RECORDS SHOWN:
━━━━
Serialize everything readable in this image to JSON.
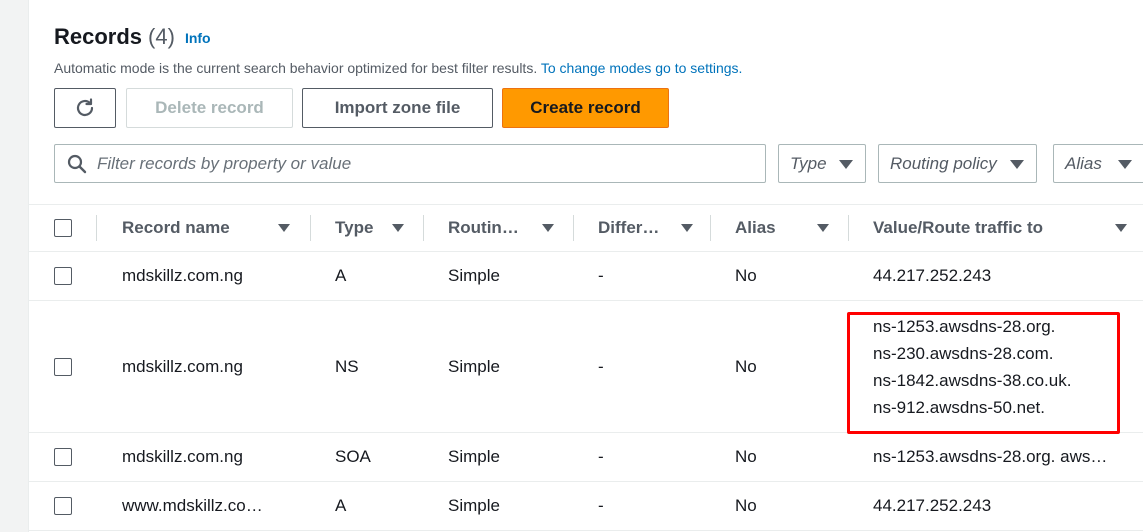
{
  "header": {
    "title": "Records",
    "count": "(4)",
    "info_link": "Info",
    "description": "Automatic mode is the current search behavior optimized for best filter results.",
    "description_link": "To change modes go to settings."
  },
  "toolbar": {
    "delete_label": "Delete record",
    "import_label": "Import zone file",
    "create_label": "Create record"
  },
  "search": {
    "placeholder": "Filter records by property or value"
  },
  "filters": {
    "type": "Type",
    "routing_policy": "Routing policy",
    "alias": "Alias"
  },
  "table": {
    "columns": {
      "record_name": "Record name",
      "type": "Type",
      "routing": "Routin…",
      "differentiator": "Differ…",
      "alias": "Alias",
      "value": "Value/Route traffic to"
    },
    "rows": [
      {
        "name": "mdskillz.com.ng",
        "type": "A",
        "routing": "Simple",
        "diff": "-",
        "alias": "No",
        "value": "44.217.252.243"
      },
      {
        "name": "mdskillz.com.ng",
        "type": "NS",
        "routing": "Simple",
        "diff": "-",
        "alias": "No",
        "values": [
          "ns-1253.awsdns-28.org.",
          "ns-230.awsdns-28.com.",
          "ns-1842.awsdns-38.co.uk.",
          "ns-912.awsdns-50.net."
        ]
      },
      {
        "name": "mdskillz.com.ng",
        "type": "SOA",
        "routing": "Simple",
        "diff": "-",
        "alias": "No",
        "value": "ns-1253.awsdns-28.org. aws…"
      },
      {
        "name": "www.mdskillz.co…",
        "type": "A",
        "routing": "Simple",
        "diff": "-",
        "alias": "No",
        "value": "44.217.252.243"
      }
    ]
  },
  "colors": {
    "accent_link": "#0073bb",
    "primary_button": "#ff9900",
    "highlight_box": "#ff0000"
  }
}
━━━━
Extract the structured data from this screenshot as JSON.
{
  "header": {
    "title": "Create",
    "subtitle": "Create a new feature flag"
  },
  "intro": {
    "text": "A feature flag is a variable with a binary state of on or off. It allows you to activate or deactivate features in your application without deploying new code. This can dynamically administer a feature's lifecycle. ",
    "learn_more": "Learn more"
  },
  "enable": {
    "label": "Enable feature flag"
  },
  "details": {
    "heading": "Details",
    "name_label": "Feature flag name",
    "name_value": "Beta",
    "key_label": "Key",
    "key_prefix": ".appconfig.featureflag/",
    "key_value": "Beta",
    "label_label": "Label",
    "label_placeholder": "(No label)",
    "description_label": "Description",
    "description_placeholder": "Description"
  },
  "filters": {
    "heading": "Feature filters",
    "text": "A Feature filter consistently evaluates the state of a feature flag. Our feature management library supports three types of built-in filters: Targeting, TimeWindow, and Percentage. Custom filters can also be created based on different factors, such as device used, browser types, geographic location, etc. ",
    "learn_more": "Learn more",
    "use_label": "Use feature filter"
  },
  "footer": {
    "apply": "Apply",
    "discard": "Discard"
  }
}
━━━━
WHAT YOU WILL DO: Lines containing the word "JSON" are to be counted in the listing; state their number alone.

CORRECT ANSWER: 2